Provided data:
_ _ _ _ _
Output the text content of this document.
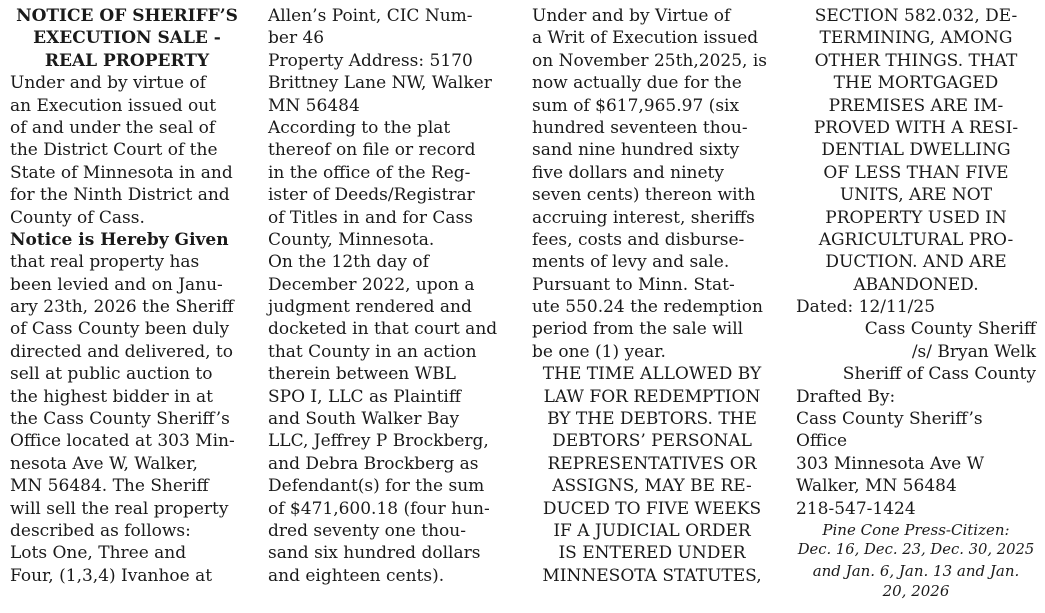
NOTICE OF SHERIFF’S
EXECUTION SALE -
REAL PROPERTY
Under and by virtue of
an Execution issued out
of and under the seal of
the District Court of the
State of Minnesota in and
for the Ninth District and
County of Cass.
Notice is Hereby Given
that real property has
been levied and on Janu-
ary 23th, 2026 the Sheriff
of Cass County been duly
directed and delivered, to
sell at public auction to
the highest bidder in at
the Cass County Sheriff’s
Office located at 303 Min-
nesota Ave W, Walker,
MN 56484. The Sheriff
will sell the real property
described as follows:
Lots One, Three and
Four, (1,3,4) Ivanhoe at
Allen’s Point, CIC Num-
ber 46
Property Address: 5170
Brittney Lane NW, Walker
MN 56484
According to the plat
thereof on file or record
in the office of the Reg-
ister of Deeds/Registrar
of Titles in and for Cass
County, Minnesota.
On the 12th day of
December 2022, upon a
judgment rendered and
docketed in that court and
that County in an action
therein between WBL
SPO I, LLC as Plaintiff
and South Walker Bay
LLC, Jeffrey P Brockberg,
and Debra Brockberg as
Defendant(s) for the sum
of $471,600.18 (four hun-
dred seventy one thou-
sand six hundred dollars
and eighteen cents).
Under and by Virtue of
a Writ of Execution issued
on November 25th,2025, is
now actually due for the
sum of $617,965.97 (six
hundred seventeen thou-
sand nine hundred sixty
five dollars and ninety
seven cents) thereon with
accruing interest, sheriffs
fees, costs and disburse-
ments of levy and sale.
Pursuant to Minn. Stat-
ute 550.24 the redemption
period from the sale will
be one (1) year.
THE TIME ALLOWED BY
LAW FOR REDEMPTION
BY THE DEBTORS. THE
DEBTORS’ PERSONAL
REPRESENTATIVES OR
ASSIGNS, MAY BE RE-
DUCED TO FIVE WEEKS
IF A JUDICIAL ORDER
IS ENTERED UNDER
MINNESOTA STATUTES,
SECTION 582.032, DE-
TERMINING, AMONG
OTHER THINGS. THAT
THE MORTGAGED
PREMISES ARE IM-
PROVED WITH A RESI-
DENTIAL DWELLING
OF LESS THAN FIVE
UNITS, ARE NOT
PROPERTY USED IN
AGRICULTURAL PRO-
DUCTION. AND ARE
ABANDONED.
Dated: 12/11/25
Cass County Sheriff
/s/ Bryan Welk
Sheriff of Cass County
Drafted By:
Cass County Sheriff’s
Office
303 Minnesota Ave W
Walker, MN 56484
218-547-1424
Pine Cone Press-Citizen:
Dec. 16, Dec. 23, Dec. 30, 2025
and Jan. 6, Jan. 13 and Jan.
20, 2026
_ _ _ _ _
Work instructions:
Copy each line of the listing in which the word "Brockberg" can be found.

Result of the task:
LLC, Jeffrey P Brockberg,
and Debra Brockberg as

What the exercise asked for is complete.